**Record excerpts**
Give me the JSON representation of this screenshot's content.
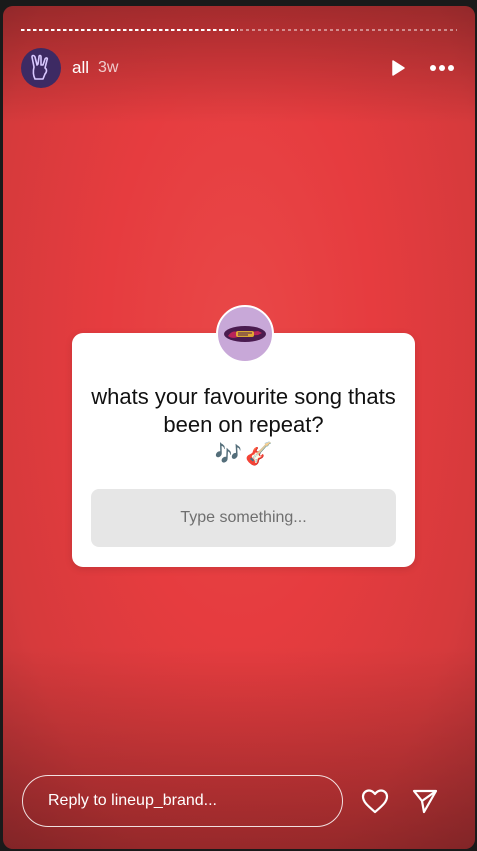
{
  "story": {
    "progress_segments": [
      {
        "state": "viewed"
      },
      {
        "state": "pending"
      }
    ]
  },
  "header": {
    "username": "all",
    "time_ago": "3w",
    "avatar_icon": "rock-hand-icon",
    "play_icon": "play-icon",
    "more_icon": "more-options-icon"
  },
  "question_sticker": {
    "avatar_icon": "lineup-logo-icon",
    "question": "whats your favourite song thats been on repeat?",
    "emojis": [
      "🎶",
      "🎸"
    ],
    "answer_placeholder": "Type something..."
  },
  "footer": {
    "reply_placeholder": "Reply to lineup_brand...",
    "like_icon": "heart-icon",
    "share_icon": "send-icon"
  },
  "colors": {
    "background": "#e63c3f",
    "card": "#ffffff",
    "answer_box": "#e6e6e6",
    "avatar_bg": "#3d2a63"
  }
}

**Problem to work on**
Copy out the records above in full, exactly as written, but not the pictures.

**Solution to this problem**
Give me the JSON representation of this screenshot's content.
{
  "story": {
    "progress_segments": [
      {
        "state": "viewed"
      },
      {
        "state": "pending"
      }
    ]
  },
  "header": {
    "username": "all",
    "time_ago": "3w",
    "avatar_icon": "rock-hand-icon",
    "play_icon": "play-icon",
    "more_icon": "more-options-icon"
  },
  "question_sticker": {
    "avatar_icon": "lineup-logo-icon",
    "question": "whats your favourite song thats been on repeat?",
    "emojis": [
      "🎶",
      "🎸"
    ],
    "answer_placeholder": "Type something..."
  },
  "footer": {
    "reply_placeholder": "Reply to lineup_brand...",
    "like_icon": "heart-icon",
    "share_icon": "send-icon"
  },
  "colors": {
    "background": "#e63c3f",
    "card": "#ffffff",
    "answer_box": "#e6e6e6",
    "avatar_bg": "#3d2a63"
  }
}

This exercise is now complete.